STATED PROBLEM: Can you pull out each line of the data below that includes the word "love"?

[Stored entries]
==========
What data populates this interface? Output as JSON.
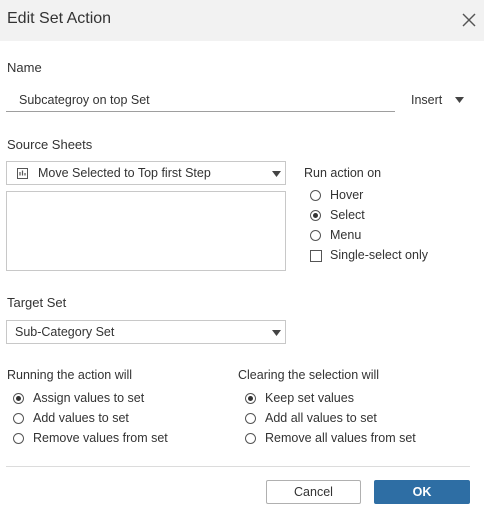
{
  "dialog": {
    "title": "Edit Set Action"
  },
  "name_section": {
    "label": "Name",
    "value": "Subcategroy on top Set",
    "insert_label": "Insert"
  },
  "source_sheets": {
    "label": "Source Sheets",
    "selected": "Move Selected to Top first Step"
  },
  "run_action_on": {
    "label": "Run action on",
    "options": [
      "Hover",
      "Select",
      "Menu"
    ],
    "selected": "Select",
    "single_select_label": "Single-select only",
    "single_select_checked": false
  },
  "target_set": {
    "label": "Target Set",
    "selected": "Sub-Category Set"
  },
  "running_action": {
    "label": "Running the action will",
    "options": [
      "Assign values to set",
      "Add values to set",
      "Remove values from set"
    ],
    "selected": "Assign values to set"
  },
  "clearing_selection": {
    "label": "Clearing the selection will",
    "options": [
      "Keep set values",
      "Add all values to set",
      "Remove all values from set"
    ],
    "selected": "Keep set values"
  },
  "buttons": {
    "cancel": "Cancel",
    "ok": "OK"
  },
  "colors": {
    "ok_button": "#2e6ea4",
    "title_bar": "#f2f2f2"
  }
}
==========
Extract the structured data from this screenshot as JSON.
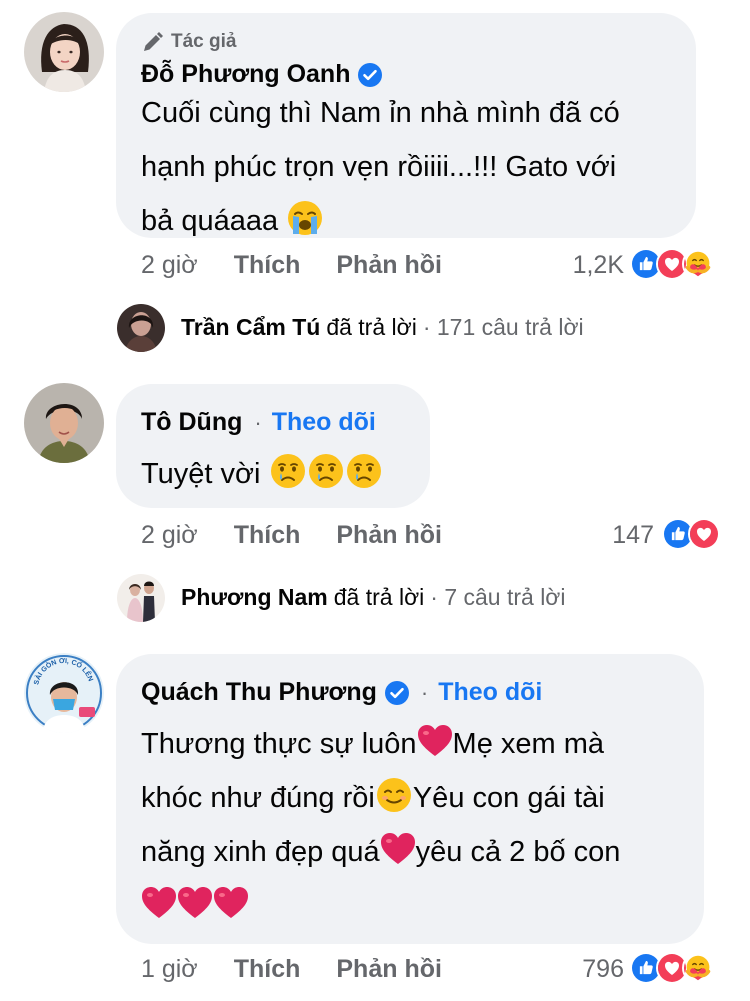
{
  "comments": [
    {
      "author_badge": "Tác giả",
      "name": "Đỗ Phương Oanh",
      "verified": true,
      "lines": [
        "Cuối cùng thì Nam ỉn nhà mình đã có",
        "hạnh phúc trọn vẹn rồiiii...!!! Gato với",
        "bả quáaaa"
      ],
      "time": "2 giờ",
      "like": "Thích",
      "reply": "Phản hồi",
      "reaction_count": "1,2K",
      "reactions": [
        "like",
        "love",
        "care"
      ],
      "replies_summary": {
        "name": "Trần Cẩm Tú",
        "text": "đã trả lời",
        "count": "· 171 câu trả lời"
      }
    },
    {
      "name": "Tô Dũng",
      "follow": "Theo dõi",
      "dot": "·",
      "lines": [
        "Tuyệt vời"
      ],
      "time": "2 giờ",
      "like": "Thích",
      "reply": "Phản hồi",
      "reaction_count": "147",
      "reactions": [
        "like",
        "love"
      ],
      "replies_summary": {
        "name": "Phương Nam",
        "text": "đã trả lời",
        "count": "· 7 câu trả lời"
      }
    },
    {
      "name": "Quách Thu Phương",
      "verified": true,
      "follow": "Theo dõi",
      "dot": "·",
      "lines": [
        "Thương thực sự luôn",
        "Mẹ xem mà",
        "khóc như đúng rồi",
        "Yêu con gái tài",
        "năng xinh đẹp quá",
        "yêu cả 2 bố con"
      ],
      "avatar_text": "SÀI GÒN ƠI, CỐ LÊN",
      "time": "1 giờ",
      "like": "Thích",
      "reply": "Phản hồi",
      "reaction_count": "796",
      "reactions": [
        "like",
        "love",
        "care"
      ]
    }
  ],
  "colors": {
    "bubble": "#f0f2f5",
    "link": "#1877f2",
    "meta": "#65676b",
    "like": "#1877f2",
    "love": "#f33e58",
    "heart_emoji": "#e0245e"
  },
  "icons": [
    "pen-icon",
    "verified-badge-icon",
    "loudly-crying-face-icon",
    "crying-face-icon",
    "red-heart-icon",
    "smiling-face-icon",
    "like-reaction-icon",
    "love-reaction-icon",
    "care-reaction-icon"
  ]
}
==========
SOLUTION BELOW:
        "love",
        "love"
        "love",
    "love": "#f33e58",
    "love-reaction-icon",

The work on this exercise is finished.